▸ **STATED PROBLEM**:
Say how many lines include "Über", with no words around the number.

* begin PROVIDED MATERIAL *

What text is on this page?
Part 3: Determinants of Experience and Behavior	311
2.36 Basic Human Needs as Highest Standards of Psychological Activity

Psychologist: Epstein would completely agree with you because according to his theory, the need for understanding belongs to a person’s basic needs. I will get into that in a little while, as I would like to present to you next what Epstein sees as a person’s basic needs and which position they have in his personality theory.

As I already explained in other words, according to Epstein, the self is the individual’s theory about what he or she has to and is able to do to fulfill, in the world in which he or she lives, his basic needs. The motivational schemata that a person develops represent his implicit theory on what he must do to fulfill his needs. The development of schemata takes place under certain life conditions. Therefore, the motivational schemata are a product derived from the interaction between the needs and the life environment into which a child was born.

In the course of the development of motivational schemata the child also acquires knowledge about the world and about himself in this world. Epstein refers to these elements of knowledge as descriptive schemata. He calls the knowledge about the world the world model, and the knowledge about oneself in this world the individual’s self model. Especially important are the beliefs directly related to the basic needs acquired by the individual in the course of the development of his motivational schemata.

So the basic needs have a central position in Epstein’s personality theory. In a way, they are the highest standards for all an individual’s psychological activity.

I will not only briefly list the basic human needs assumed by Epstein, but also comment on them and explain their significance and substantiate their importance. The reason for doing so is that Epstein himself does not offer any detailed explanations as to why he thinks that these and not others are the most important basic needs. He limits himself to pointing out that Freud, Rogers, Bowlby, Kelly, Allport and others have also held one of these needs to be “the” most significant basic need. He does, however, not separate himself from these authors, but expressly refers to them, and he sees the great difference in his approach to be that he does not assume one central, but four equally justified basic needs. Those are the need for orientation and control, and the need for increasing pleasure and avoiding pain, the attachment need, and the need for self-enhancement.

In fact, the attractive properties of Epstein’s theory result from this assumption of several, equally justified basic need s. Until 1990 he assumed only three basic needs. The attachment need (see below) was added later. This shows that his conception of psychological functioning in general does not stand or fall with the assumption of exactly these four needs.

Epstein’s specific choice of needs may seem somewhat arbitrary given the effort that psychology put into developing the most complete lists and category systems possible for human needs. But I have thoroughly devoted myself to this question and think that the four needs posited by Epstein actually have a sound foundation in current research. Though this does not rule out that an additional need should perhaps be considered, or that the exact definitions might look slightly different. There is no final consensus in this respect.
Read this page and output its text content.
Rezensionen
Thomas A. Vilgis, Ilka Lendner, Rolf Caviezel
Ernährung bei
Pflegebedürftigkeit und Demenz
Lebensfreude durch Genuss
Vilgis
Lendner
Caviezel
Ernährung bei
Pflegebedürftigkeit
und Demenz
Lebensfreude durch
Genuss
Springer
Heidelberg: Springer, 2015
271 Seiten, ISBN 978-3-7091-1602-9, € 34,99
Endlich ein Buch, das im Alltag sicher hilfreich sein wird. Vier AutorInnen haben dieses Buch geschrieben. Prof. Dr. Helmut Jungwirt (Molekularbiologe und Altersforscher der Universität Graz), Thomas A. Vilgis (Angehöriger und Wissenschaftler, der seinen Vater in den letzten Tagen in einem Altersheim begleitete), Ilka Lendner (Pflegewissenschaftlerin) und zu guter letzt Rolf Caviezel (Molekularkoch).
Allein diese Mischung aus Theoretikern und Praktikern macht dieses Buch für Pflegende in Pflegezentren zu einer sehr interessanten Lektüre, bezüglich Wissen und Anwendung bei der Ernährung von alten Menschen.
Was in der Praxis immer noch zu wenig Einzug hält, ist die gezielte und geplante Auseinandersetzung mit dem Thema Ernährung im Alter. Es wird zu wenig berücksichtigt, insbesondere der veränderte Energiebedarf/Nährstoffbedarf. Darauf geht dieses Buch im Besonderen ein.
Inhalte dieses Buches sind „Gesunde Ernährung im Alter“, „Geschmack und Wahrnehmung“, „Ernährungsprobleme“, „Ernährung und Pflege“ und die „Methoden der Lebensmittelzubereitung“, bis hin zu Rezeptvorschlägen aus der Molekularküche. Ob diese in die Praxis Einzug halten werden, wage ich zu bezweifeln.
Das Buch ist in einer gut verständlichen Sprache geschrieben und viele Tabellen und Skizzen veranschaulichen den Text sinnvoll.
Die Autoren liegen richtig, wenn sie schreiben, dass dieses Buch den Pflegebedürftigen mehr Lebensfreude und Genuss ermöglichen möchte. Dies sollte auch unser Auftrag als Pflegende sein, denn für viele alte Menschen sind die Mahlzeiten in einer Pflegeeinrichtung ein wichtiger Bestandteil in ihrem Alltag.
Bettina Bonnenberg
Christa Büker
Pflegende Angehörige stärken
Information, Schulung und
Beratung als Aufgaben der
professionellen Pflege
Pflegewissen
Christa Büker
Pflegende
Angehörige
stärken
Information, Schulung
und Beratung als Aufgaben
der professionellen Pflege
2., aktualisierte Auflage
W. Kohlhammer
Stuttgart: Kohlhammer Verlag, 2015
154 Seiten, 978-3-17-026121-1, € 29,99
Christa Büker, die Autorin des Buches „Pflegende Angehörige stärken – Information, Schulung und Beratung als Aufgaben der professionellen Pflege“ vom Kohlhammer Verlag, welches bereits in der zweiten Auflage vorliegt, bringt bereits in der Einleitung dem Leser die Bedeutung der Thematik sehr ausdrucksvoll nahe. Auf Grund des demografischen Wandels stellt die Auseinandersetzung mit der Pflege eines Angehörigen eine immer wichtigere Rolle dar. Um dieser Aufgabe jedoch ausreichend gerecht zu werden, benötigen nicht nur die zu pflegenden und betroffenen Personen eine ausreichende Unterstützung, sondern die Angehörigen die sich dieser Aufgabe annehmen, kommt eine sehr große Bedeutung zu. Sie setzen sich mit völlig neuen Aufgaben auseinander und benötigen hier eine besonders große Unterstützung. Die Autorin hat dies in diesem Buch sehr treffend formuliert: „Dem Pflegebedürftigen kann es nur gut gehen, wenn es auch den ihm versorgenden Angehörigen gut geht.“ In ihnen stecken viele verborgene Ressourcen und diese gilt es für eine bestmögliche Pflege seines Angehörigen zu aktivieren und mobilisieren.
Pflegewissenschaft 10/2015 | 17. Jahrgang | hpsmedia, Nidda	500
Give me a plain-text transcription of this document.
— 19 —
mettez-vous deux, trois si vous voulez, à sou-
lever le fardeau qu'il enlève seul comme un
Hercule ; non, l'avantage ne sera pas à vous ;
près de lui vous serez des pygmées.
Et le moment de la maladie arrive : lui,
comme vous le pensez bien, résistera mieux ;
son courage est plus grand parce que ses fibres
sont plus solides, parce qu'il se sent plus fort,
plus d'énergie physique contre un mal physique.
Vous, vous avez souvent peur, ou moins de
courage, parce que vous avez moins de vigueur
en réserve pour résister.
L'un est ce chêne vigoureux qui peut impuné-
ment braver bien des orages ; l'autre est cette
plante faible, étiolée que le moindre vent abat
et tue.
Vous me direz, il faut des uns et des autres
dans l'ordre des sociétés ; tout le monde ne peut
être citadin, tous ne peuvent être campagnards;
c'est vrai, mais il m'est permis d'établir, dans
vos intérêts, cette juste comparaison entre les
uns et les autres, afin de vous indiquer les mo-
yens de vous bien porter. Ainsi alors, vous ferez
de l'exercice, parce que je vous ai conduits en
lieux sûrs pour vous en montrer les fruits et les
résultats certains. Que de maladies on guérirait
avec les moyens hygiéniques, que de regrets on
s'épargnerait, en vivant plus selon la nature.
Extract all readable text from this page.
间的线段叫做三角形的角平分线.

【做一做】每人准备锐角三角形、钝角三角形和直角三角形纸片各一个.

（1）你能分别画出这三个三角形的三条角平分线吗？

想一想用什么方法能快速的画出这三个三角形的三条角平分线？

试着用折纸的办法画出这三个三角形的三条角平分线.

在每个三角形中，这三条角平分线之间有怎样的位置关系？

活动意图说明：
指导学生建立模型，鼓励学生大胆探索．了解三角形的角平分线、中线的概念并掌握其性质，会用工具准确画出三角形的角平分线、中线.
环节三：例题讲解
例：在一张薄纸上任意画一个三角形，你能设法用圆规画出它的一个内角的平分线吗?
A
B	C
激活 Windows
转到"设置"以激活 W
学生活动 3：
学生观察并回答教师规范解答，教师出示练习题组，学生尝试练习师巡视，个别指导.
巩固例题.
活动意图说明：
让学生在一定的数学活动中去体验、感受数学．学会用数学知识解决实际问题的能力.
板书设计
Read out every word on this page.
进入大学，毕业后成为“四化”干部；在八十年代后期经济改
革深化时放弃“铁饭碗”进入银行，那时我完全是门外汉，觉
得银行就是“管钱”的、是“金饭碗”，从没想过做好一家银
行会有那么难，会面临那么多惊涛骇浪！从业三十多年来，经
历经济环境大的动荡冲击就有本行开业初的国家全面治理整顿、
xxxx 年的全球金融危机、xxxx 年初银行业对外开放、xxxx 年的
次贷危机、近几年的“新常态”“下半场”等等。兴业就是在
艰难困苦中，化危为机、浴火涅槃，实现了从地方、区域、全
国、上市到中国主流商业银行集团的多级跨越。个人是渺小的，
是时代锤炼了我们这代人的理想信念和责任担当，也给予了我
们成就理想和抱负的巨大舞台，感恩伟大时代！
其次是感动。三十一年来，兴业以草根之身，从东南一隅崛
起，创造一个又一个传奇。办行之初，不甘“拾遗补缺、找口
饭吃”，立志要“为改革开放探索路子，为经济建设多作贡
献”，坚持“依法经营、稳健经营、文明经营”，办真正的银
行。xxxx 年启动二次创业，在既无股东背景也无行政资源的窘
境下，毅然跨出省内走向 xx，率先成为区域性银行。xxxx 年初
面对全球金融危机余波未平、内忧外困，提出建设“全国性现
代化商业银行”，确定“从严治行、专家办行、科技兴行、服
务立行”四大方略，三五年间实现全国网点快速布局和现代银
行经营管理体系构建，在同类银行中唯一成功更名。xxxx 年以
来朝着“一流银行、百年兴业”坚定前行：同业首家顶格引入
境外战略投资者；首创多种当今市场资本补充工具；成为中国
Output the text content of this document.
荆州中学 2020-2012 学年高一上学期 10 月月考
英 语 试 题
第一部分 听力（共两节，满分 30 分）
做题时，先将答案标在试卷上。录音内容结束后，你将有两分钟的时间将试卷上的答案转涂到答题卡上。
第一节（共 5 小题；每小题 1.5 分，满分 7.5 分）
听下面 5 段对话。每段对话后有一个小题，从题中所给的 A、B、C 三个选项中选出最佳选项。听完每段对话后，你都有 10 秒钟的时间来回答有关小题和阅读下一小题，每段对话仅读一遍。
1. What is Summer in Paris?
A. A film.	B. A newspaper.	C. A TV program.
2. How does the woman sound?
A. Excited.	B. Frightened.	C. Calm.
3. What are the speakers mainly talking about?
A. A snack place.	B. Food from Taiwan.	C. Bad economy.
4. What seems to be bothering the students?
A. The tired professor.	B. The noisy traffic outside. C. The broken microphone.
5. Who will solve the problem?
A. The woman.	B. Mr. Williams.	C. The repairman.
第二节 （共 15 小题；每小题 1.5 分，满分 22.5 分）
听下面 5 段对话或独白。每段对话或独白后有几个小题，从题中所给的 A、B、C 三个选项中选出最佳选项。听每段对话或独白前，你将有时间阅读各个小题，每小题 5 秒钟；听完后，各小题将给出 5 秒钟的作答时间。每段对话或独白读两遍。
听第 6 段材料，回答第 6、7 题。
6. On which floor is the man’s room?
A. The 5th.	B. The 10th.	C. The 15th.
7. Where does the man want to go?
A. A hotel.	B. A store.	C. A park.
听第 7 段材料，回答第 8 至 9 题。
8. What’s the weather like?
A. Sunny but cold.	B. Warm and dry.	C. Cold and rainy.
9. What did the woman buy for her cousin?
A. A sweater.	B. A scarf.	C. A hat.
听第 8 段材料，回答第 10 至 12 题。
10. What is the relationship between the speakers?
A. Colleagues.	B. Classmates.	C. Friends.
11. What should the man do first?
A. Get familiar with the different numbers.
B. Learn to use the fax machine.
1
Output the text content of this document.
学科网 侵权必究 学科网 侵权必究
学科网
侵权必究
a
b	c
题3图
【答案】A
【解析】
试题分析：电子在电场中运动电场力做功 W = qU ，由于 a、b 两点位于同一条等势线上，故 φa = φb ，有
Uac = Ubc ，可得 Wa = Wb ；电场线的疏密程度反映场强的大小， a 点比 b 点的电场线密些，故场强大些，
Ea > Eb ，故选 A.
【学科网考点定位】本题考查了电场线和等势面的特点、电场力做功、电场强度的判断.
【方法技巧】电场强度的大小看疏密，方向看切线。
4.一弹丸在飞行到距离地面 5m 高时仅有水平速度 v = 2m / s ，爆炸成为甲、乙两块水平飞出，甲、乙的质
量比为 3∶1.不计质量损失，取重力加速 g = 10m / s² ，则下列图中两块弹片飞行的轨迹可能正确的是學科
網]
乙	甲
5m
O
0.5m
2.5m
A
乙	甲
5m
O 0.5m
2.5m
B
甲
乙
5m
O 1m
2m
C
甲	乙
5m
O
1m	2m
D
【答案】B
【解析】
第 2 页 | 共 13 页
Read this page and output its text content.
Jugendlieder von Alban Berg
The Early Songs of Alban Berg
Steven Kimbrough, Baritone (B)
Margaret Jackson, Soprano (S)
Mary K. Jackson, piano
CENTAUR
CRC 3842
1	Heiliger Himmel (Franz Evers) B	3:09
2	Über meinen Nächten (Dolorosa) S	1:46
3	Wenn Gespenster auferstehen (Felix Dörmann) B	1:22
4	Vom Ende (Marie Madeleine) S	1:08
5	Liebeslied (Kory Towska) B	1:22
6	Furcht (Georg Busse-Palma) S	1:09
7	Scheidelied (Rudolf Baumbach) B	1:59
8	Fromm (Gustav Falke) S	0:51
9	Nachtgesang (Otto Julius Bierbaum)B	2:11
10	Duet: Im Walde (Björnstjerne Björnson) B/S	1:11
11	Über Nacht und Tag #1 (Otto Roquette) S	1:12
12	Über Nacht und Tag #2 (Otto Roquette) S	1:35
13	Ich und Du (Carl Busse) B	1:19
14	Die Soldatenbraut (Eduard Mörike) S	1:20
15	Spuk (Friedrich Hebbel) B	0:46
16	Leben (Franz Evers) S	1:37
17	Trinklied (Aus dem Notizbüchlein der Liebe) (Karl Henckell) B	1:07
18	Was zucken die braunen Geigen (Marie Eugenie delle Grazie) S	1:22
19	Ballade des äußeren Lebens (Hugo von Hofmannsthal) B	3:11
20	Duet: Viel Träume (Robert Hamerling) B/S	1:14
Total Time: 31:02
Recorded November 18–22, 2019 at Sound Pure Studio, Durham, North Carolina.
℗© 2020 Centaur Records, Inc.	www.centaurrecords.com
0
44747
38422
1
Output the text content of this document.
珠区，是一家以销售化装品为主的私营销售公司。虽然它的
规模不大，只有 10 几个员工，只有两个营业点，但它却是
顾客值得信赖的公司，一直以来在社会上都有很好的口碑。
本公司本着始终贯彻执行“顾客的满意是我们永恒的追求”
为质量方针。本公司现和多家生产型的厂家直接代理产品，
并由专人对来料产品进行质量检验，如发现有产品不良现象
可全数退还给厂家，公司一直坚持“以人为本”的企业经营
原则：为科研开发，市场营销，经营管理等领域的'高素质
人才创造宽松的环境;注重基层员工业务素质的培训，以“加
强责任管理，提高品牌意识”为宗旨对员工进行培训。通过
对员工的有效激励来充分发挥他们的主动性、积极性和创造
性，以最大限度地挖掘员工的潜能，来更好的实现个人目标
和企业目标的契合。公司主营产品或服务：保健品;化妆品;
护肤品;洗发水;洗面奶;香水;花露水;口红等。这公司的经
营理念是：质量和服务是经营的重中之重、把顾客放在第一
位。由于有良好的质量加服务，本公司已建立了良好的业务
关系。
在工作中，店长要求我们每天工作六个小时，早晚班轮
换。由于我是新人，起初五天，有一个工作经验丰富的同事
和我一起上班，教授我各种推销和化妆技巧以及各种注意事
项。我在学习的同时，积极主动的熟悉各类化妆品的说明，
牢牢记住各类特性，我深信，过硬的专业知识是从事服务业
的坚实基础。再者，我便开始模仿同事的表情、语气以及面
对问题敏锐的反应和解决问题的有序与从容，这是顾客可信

* end PROVIDED MATERIAL *

▸ **EXERCISE RESPONSE**:
3